Supplied material -
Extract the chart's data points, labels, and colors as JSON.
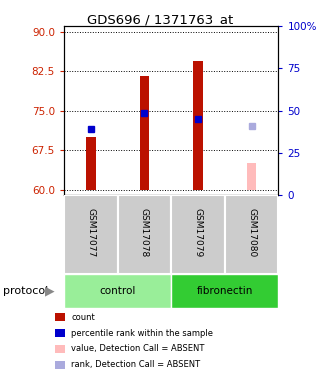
{
  "title": "GDS696 / 1371763_at",
  "samples": [
    "GSM17077",
    "GSM17078",
    "GSM17079",
    "GSM17080"
  ],
  "groups": [
    {
      "name": "control",
      "samples": [
        "GSM17077",
        "GSM17078"
      ],
      "color": "#99ee99"
    },
    {
      "name": "fibronectin",
      "samples": [
        "GSM17079",
        "GSM17080"
      ],
      "color": "#33cc33"
    }
  ],
  "bar_bottom": 60,
  "red_bars": {
    "GSM17077": 70.0,
    "GSM17078": 81.5,
    "GSM17079": 84.5,
    "GSM17080": null
  },
  "pink_bars": {
    "GSM17077": null,
    "GSM17078": null,
    "GSM17079": null,
    "GSM17080": 65.0
  },
  "blue_dots": {
    "GSM17077": 71.5,
    "GSM17078": 74.5,
    "GSM17079": 73.5,
    "GSM17080": null
  },
  "light_blue_dots": {
    "GSM17077": null,
    "GSM17078": null,
    "GSM17079": null,
    "GSM17080": 72.0
  },
  "ylim_left": [
    59,
    91
  ],
  "yticks_left": [
    60,
    67.5,
    75,
    82.5,
    90
  ],
  "ylim_right": [
    0,
    100
  ],
  "yticks_right": [
    0,
    25,
    50,
    75,
    100
  ],
  "ytick_labels_right": [
    "0",
    "25",
    "50",
    "75",
    "100%"
  ],
  "left_tick_color": "#cc2200",
  "right_tick_color": "#0000cc",
  "bar_color_red": "#bb1100",
  "bar_color_pink": "#ffbbbb",
  "dot_color_blue": "#0000cc",
  "dot_color_light_blue": "#aaaadd",
  "sample_bg_color": "#cccccc",
  "protocol_label": "protocol",
  "legend_items": [
    {
      "color": "#bb1100",
      "label": "count"
    },
    {
      "color": "#0000cc",
      "label": "percentile rank within the sample"
    },
    {
      "color": "#ffbbbb",
      "label": "value, Detection Call = ABSENT"
    },
    {
      "color": "#aaaadd",
      "label": "rank, Detection Call = ABSENT"
    }
  ]
}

What you are asked to do -
Repeat every record precisely. Any picture among them stays out of the copy.

The answer -
Extract the chart's data points, labels, and colors as JSON.
{
  "title": "GDS696 / 1371763_at",
  "samples": [
    "GSM17077",
    "GSM17078",
    "GSM17079",
    "GSM17080"
  ],
  "groups": [
    {
      "name": "control",
      "samples": [
        "GSM17077",
        "GSM17078"
      ],
      "color": "#99ee99"
    },
    {
      "name": "fibronectin",
      "samples": [
        "GSM17079",
        "GSM17080"
      ],
      "color": "#33cc33"
    }
  ],
  "bar_bottom": 60,
  "red_bars": {
    "GSM17077": 70.0,
    "GSM17078": 81.5,
    "GSM17079": 84.5,
    "GSM17080": null
  },
  "pink_bars": {
    "GSM17077": null,
    "GSM17078": null,
    "GSM17079": null,
    "GSM17080": 65.0
  },
  "blue_dots": {
    "GSM17077": 71.5,
    "GSM17078": 74.5,
    "GSM17079": 73.5,
    "GSM17080": null
  },
  "light_blue_dots": {
    "GSM17077": null,
    "GSM17078": null,
    "GSM17079": null,
    "GSM17080": 72.0
  },
  "ylim_left": [
    59,
    91
  ],
  "yticks_left": [
    60,
    67.5,
    75,
    82.5,
    90
  ],
  "ylim_right": [
    0,
    100
  ],
  "yticks_right": [
    0,
    25,
    50,
    75,
    100
  ],
  "ytick_labels_right": [
    "0",
    "25",
    "50",
    "75",
    "100%"
  ],
  "left_tick_color": "#cc2200",
  "right_tick_color": "#0000cc",
  "bar_color_red": "#bb1100",
  "bar_color_pink": "#ffbbbb",
  "dot_color_blue": "#0000cc",
  "dot_color_light_blue": "#aaaadd",
  "sample_bg_color": "#cccccc",
  "protocol_label": "protocol",
  "legend_items": [
    {
      "color": "#bb1100",
      "label": "count"
    },
    {
      "color": "#0000cc",
      "label": "percentile rank within the sample"
    },
    {
      "color": "#ffbbbb",
      "label": "value, Detection Call = ABSENT"
    },
    {
      "color": "#aaaadd",
      "label": "rank, Detection Call = ABSENT"
    }
  ]
}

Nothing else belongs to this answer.